-- begin Task data --

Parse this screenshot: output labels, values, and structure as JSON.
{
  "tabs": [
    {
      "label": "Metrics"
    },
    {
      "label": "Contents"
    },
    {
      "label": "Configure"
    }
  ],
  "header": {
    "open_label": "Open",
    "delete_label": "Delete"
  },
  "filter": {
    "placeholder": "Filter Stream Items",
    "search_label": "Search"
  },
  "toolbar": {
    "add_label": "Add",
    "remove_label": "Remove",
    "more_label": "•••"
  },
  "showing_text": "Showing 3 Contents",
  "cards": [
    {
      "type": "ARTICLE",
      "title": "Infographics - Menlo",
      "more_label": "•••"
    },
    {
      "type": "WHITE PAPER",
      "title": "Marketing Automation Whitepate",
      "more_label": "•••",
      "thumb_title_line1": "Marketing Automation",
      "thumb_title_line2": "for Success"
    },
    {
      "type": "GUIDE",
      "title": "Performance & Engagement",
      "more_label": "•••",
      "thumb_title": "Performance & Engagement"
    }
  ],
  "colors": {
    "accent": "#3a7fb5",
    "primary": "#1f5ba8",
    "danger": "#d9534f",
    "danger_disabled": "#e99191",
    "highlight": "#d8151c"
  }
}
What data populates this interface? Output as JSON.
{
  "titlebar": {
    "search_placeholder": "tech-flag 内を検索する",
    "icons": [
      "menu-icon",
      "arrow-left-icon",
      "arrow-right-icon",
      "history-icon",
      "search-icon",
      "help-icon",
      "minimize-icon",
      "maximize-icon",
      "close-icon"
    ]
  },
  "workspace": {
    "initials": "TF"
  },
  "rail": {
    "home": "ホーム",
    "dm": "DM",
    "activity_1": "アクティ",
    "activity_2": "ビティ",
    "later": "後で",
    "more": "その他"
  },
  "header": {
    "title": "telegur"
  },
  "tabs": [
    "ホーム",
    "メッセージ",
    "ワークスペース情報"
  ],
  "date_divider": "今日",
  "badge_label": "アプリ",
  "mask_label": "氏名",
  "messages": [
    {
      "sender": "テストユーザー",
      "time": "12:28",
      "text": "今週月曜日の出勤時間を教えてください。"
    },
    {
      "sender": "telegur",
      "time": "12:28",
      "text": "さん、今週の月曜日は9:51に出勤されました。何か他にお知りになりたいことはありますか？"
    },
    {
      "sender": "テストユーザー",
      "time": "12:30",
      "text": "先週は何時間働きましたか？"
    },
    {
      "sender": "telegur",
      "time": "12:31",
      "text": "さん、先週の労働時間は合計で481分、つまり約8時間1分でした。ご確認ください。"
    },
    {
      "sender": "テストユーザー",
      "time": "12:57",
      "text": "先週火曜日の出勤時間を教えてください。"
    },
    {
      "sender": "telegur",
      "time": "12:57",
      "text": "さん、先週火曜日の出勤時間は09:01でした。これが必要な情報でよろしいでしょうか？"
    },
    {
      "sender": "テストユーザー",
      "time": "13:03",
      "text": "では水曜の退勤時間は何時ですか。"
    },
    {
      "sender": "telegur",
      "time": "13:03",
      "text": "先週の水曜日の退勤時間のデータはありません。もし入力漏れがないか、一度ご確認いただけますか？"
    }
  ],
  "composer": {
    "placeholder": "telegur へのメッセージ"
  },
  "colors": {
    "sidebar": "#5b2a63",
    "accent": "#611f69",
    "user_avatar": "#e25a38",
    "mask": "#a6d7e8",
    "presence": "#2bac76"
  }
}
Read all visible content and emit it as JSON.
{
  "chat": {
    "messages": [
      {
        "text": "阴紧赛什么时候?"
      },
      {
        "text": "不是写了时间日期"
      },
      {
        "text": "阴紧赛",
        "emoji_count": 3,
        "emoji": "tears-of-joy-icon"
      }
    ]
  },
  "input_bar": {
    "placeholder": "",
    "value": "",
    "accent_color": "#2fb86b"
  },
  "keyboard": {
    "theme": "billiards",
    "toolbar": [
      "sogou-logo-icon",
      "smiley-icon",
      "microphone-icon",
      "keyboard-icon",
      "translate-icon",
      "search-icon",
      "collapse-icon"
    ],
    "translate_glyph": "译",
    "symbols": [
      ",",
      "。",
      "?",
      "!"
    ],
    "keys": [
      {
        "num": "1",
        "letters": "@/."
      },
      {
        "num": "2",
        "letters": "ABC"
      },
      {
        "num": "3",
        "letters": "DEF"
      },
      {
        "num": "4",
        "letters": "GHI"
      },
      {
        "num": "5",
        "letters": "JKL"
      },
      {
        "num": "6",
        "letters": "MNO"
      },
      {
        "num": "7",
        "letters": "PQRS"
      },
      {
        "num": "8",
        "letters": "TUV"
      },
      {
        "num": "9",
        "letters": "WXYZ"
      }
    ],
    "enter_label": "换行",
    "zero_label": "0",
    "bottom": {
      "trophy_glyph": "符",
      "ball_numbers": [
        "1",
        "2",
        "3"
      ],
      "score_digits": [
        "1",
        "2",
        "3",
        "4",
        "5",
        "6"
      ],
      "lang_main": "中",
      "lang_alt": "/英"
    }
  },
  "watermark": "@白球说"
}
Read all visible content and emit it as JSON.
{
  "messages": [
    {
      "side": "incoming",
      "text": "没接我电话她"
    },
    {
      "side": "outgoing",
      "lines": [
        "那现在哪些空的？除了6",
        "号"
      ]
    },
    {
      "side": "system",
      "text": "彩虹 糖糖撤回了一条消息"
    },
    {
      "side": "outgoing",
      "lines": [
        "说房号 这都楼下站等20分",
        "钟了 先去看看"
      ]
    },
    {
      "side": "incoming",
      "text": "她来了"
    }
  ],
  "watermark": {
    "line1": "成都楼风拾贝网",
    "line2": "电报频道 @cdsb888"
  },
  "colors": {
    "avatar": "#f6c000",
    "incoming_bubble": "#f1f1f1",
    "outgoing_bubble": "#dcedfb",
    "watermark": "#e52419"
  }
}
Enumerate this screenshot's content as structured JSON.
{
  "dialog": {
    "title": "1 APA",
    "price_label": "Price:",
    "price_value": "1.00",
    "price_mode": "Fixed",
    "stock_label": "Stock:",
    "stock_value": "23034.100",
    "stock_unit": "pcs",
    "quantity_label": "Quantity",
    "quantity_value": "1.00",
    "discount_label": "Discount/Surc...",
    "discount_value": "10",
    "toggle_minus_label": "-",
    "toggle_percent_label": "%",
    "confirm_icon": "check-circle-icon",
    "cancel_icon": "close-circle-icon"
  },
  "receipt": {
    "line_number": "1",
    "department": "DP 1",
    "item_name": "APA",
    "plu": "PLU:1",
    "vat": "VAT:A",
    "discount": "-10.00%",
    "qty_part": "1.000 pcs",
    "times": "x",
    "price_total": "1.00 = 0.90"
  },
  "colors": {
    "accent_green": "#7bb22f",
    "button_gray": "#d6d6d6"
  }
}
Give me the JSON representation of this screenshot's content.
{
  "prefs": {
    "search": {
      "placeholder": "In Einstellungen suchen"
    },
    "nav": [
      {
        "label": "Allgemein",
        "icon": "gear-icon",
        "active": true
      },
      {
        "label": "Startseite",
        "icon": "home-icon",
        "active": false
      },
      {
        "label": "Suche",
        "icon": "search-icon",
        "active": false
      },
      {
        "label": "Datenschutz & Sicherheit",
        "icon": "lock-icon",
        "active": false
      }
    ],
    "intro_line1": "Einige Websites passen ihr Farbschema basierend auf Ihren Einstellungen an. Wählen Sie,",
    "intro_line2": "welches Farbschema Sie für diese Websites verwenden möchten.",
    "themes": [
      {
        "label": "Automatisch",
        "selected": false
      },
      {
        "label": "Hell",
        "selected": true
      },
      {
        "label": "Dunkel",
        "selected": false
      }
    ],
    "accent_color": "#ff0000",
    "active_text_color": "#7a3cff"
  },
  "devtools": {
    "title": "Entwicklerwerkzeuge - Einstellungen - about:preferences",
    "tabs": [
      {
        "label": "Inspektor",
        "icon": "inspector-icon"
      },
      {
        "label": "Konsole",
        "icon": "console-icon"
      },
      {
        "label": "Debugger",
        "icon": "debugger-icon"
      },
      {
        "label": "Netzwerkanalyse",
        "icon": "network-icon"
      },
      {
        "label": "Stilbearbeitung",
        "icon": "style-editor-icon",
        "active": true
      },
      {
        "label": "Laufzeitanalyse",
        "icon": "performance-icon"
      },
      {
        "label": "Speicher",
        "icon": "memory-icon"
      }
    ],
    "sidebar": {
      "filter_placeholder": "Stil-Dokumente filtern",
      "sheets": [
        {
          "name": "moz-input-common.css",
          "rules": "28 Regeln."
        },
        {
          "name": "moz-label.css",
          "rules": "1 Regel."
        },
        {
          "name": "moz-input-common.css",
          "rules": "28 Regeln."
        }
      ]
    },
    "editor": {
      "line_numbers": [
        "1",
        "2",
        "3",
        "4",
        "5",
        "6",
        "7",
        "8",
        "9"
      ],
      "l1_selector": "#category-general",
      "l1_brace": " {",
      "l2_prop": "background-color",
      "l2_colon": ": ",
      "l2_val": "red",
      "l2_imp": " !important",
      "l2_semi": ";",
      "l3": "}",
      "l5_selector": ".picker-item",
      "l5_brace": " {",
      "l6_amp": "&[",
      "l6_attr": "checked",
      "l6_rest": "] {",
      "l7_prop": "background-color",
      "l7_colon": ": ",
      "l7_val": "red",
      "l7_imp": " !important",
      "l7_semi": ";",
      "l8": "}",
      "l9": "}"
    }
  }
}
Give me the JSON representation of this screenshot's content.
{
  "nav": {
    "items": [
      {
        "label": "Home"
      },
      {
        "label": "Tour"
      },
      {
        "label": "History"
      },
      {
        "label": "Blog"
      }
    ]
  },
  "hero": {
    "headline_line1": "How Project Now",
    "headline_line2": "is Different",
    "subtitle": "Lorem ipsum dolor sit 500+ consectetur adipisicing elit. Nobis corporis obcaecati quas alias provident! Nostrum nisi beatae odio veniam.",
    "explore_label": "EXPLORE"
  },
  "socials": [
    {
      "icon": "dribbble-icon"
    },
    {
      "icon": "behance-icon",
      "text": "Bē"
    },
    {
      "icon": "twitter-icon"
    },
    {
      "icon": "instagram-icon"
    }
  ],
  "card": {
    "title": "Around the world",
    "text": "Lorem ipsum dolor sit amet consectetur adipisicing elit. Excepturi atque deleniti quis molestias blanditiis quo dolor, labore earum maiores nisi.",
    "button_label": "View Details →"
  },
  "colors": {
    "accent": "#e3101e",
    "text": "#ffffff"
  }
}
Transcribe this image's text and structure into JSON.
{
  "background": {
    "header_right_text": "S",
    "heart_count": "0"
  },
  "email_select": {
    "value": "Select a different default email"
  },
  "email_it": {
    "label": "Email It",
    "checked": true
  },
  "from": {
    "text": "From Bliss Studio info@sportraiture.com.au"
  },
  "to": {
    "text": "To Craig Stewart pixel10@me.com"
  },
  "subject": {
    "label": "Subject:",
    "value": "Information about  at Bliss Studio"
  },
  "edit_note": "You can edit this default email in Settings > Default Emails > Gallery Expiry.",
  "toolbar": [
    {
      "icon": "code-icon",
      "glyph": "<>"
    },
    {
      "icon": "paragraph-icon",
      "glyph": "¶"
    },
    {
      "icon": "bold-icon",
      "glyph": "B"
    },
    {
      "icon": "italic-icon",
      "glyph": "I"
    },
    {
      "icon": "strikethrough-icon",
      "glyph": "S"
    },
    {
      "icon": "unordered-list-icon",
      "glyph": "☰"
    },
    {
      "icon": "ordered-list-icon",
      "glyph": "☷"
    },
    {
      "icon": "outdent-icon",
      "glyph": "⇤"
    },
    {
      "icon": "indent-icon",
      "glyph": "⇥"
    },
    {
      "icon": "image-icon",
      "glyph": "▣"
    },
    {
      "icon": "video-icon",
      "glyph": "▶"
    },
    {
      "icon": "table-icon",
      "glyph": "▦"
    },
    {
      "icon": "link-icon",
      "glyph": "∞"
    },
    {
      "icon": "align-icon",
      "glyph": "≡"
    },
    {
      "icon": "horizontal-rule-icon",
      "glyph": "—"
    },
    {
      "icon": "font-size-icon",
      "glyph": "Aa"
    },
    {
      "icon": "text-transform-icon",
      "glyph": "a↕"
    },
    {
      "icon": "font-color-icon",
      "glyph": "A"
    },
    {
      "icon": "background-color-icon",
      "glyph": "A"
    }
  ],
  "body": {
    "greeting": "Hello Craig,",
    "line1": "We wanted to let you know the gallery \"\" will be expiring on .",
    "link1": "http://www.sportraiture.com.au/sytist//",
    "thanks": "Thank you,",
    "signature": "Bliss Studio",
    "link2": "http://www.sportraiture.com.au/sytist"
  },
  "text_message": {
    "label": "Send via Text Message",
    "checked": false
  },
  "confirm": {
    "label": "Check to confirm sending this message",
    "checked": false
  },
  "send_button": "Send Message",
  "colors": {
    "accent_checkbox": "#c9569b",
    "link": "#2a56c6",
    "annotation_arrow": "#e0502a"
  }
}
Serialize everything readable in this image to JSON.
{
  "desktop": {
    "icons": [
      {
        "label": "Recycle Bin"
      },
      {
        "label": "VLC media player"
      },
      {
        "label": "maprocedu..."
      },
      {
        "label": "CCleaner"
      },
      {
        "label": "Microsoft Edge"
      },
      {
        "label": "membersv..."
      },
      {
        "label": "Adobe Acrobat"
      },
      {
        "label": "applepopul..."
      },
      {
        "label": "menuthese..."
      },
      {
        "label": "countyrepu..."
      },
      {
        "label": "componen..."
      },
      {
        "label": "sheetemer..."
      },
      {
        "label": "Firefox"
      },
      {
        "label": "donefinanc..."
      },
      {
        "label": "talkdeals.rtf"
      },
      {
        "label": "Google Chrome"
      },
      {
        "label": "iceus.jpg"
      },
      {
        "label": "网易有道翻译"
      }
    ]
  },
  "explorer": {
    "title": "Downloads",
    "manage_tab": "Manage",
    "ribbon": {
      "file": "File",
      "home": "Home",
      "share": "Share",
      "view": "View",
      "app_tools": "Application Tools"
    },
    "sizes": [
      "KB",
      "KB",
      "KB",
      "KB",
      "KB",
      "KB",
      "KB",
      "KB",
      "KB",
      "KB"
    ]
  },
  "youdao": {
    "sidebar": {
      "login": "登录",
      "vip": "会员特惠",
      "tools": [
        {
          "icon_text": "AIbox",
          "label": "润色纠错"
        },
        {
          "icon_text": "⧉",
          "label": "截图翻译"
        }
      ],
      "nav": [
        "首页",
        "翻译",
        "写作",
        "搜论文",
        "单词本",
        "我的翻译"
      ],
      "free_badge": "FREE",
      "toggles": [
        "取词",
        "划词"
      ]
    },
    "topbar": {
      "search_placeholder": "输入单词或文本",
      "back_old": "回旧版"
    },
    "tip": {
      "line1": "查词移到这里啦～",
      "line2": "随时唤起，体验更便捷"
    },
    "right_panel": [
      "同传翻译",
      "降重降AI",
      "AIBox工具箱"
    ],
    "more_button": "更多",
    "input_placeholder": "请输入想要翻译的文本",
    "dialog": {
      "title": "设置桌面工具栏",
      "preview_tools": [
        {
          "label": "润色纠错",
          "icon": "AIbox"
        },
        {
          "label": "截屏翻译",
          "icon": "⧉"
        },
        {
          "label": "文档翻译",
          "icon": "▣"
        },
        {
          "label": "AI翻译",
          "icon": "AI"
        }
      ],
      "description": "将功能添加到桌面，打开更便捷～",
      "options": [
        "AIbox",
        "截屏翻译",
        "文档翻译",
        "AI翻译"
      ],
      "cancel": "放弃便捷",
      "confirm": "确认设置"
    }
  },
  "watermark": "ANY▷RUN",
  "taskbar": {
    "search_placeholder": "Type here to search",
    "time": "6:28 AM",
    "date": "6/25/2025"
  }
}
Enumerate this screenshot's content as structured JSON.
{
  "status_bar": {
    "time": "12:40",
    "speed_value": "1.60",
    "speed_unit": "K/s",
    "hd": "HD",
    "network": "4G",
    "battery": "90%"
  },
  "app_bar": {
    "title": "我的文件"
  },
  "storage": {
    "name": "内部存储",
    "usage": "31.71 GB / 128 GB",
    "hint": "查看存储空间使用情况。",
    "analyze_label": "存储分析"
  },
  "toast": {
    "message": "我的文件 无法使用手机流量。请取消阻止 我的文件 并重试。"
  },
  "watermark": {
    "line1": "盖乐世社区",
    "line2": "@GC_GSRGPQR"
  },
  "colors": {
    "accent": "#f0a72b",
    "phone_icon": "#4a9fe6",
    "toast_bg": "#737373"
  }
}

-- end Task data --

*Written exercise:*
Only the number is wanted: how many lines contain the string "default"?

*Exercise solution:*
2